Exercise prompt:
Copy out each line below that has the word "dealer" in it.

Input data:
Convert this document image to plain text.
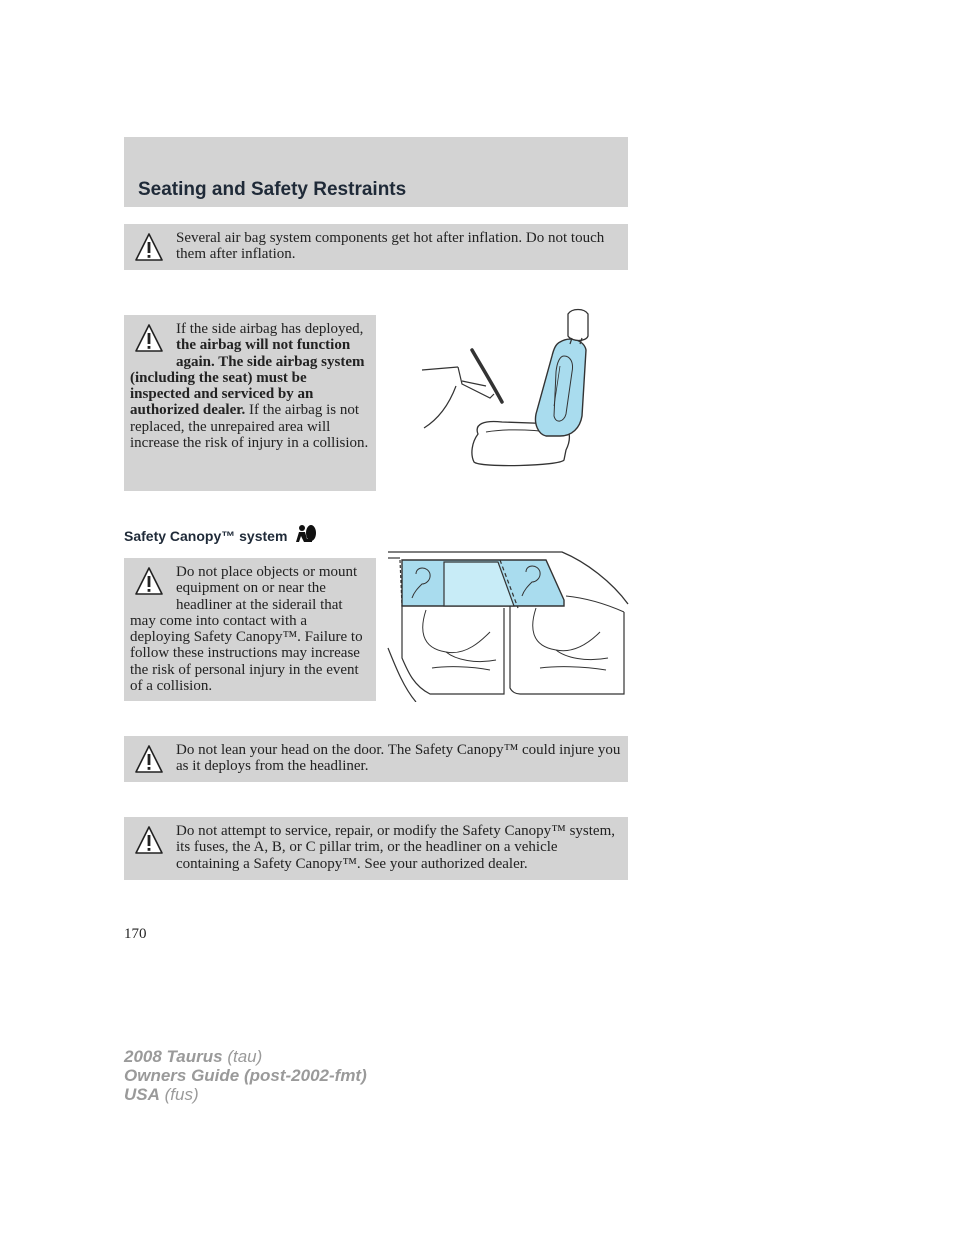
Seating and Safety Restraints
Several air bag system components get hot after inflation. Do not touch them after inflation.
If the side airbag has deployed, the airbag will not function again. The side airbag system (including the seat) must be inspected and serviced by an authorized dealer. If the airbag is not replaced, the unrepaired area will increase the risk of injury in a collision.
Safety Canopy™ system
Do not place objects or mount equipment on or near the headliner at the siderail that may come into contact with a deploying Safety Canopy™. Failure to follow these instructions may increase the risk of personal injury in the event of a collision.
Do not lean your head on the door. The Safety Canopy™ could injure you as it deploys from the headliner.
Do not attempt to service, repair, or modify the Safety Canopy™ system, its fuses, the A, B, or C pillar trim, or the headliner on a vehicle containing a Safety Canopy™. See your authorized dealer.
170
2008 Taurus (tau)
Owners Guide (post-2002-fmt)
USA (fus)
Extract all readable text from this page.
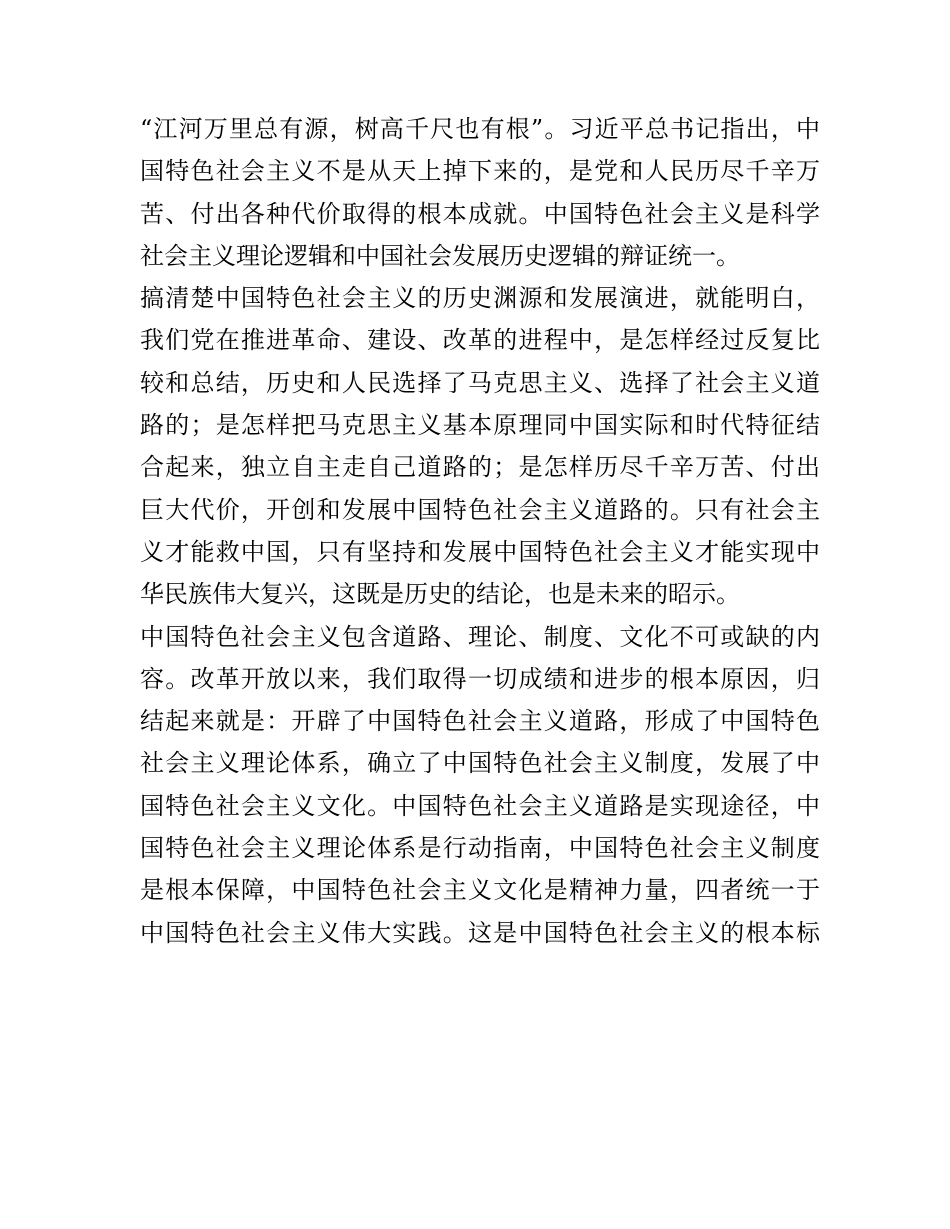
“江河万里总有源，树高千尺也有根”。习近平总书记指出，中
国特色社会主义不是从天上掉下来的，是党和人民历尽千辛万
苦、付出各种代价取得的根本成就。中国特色社会主义是科学
社会主义理论逻辑和中国社会发展历史逻辑的辩证统一。
搞清楚中国特色社会主义的历史渊源和发展演进，就能明白，
我们党在推进革命、建设、改革的进程中，是怎样经过反复比
较和总结，历史和人民选择了马克思主义、选择了社会主义道
路的；是怎样把马克思主义基本原理同中国实际和时代特征结
合起来，独立自主走自己道路的；是怎样历尽千辛万苦、付出
巨大代价，开创和发展中国特色社会主义道路的。只有社会主
义才能救中国，只有坚持和发展中国特色社会主义才能实现中
华民族伟大复兴，这既是历史的结论，也是未来的昭示。
中国特色社会主义包含道路、理论、制度、文化不可或缺的内
容。改革开放以来，我们取得一切成绩和进步的根本原因，归
结起来就是：开辟了中国特色社会主义道路，形成了中国特色
社会主义理论体系，确立了中国特色社会主义制度，发展了中
国特色社会主义文化。中国特色社会主义道路是实现途径，中
国特色社会主义理论体系是行动指南，中国特色社会主义制度
是根本保障，中国特色社会主义文化是精神力量，四者统一于
中国特色社会主义伟大实践。这是中国特色社会主义的根本标
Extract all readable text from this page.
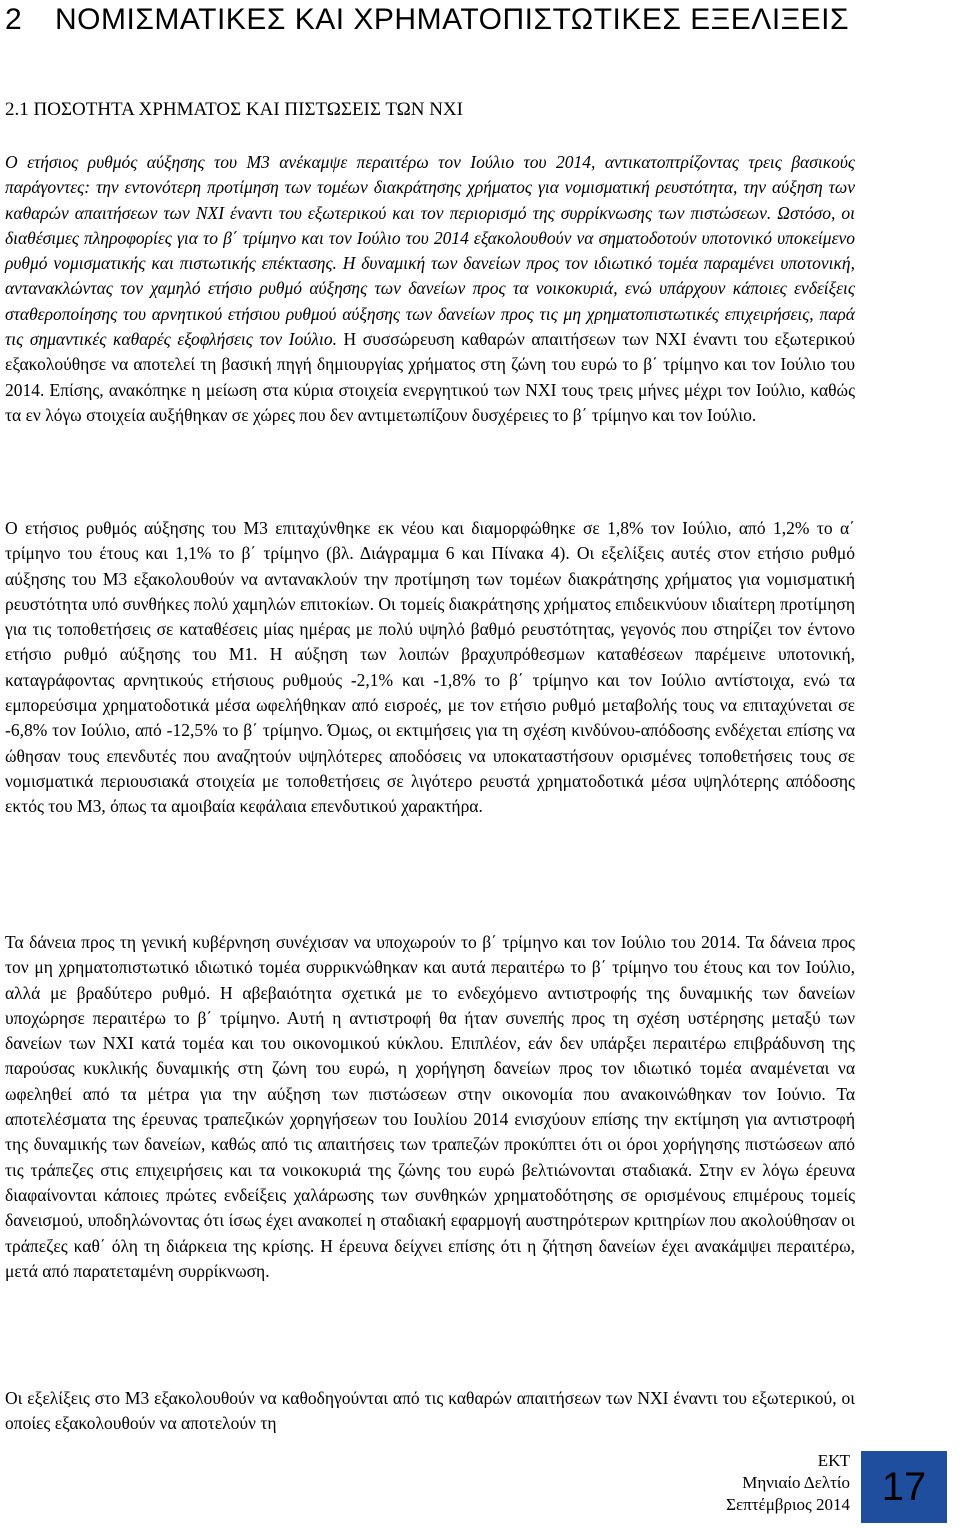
2 ΝΟΜΙΣΜΑΤΙΚΕΣ ΚΑΙ ΧΡΗΜΑΤΟΠΙΣΤΩΤΙΚΕΣ ΕΞΕΛΙΞΕΙΣ
2.1 ΠΟΣΟΤΗΤΑ ΧΡΗΜΑΤΟΣ ΚΑΙ ΠΙΣΤΩΣΕΙΣ ΤΩΝ ΝΧΙ

Ο ετήσιος ρυθμός αύξησης του Μ3 ανέκαμψε περαιτέρω τον Ιούλιο του 2014, αντικατοπτρίζοντας τρεις βασικούς παράγοντες: την εντονότερη προτίμηση των τομέων διακράτησης χρήματος για νομισματική ρευστότητα, την αύξηση των καθαρών απαιτήσεων των ΝΧΙ έναντι του εξωτερικού και τον περιορισμό της συρρίκνωσης των πιστώσεων. Ωστόσο, οι διαθέσιμες πληροφορίες για το β΄ τρίμηνο και τον Ιούλιο του 2014 εξακολουθούν να σηματοδοτούν υποτονικό υποκείμενο ρυθμό νομισματικής και πιστωτικής επέκτασης. Η δυναμική των δανείων προς τον ιδιωτικό τομέα παραμένει υποτονική, αντανακλώντας τον χαμηλό ετήσιο ρυθμό αύξησης των δανείων προς τα νοικοκυριά, ενώ υπάρχουν κάποιες ενδείξεις σταθεροποίησης του αρνητικού ετήσιου ρυθμού αύξησης των δανείων προς τις μη χρηματοπιστωτικές επιχειρήσεις, παρά τις σημαντικές καθαρές εξοφλήσεις τον Ιούλιο. Η συσσώρευση καθαρών απαιτήσεων των ΝΧΙ έναντι του εξωτερικού εξακολούθησε να αποτελεί τη βασική πηγή δημιουργίας χρήματος στη ζώνη του ευρώ το β΄ τρίμηνο και τον Ιούλιο του 2014. Επίσης, ανακόπηκε η μείωση στα κύρια στοιχεία ενεργητικού των ΝΧΙ τους τρεις μήνες μέχρι τον Ιούλιο, καθώς τα εν λόγω στοιχεία αυξήθηκαν σε χώρες που δεν αντιμετωπίζουν δυσχέρειες το β΄ τρίμηνο και τον Ιούλιο.

Ο ετήσιος ρυθμός αύξησης του Μ3 επιταχύνθηκε εκ νέου και διαμορφώθηκε σε 1,8% τον Ιούλιο, από 1,2% το α΄ τρίμηνο του έτους και 1,1% το β΄ τρίμηνο (βλ. Διάγραμμα 6 και Πίνακα 4). Οι εξελίξεις αυτές στον ετήσιο ρυθμό αύξησης του Μ3 εξακολουθούν να αντανακλούν την προτίμηση των τομέων διακράτησης χρήματος για νομισματική ρευστότητα υπό συνθήκες πολύ χαμηλών επιτοκίων. Οι τομείς διακράτησης χρήματος επιδεικνύουν ιδιαίτερη προτίμηση για τις τοποθετήσεις σε καταθέσεις μίας ημέρας με πολύ υψηλό βαθμό ρευστότητας, γεγονός που στηρίζει τον έντονο ετήσιο ρυθμό αύξησης του Μ1. Η αύξηση των λοιπών βραχυπρόθεσμων καταθέσεων παρέμεινε υποτονική, καταγράφοντας αρνητικούς ετήσιους ρυθμούς -2,1% και -1,8% το β΄ τρίμηνο και τον Ιούλιο αντίστοιχα, ενώ τα εμπορεύσιμα χρηματοδοτικά μέσα ωφελήθηκαν από εισροές, με τον ετήσιο ρυθμό μεταβολής τους να επιταχύνεται σε -6,8% τον Ιούλιο, από -12,5% το β΄ τρίμηνο. Όμως, οι εκτιμήσεις για τη σχέση κινδύνου-απόδοσης ενδέχεται επίσης να ώθησαν τους επενδυτές που αναζητούν υψηλότερες αποδόσεις να υποκαταστήσουν ορισμένες τοποθετήσεις τους σε νομισματικά περιουσιακά στοιχεία με τοποθετήσεις σε λιγότερο ρευστά χρηματοδοτικά μέσα υψηλότερης απόδοσης εκτός του Μ3, όπως τα αμοιβαία κεφάλαια επενδυτικού χαρακτήρα.

Τα δάνεια προς τη γενική κυβέρνηση συνέχισαν να υποχωρούν το β΄ τρίμηνο και τον Ιούλιο του 2014. Τα δάνεια προς τον μη χρηματοπιστωτικό ιδιωτικό τομέα συρρικνώθηκαν και αυτά περαιτέρω το β΄ τρίμηνο του έτους και τον Ιούλιο, αλλά με βραδύτερο ρυθμό. Η αβεβαιότητα σχετικά με το ενδεχόμενο αντιστροφής της δυναμικής των δανείων υποχώρησε περαιτέρω το β΄ τρίμηνο. Αυτή η αντιστροφή θα ήταν συνεπής προς τη σχέση υστέρησης μεταξύ των δανείων των ΝΧΙ κατά τομέα και του οικονομικού κύκλου. Επιπλέον, εάν δεν υπάρξει περαιτέρω επιβράδυνση της παρούσας κυκλικής δυναμικής στη ζώνη του ευρώ, η χορήγηση δανείων προς τον ιδιωτικό τομέα αναμένεται να ωφεληθεί από τα μέτρα για την αύξηση των πιστώσεων στην οικονομία που ανακοινώθηκαν τον Ιούνιο. Τα αποτελέσματα της έρευνας τραπεζικών χορηγήσεων του Ιουλίου 2014 ενισχύουν επίσης την εκτίμηση για αντιστροφή της δυναμικής των δανείων, καθώς από τις απαιτήσεις των τραπεζών προκύπτει ότι οι όροι χορήγησης πιστώσεων από τις τράπεζες στις επιχειρήσεις και τα νοικοκυριά της ζώνης του ευρώ βελτιώνονται σταδιακά. Στην εν λόγω έρευνα διαφαίνονται κάποιες πρώτες ενδείξεις χαλάρωσης των συνθηκών χρηματοδότησης σε ορισμένους επιμέρους τομείς δανεισμού, υποδηλώνοντας ότι ίσως έχει ανακοπεί η σταδιακή εφαρμογή αυστηρότερων κριτηρίων που ακολούθησαν οι τράπεζες καθ΄ όλη τη διάρκεια της κρίσης. Η έρευνα δείχνει επίσης ότι η ζήτηση δανείων έχει ανακάμψει περαιτέρω, μετά από παρατεταμένη συρρίκνωση.

Οι εξελίξεις στο Μ3 εξακολουθούν να καθοδηγούνται από τις καθαρών απαιτήσεων των ΝΧΙ έναντι του εξωτερικού, οι οποίες εξακολουθούν να αποτελούν τη

ΕΚΤ
Μηνιαίο Δελτίο
Σεπτέμβριος 2014 17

Worked solution:
If the side airbag has deployed, the airbag will not function again. The side airbag system (including the seat) must be inspected and serviced by an authorized dealer. If the airbag is not replaced, the unrepaired area will increase the risk of injury in a collision.
Do not attempt to service, repair, or modify the Safety Canopy™ system, its fuses, the A, B, or C pillar trim, or the headliner on a vehicle containing a Safety Canopy™. See your authorized dealer.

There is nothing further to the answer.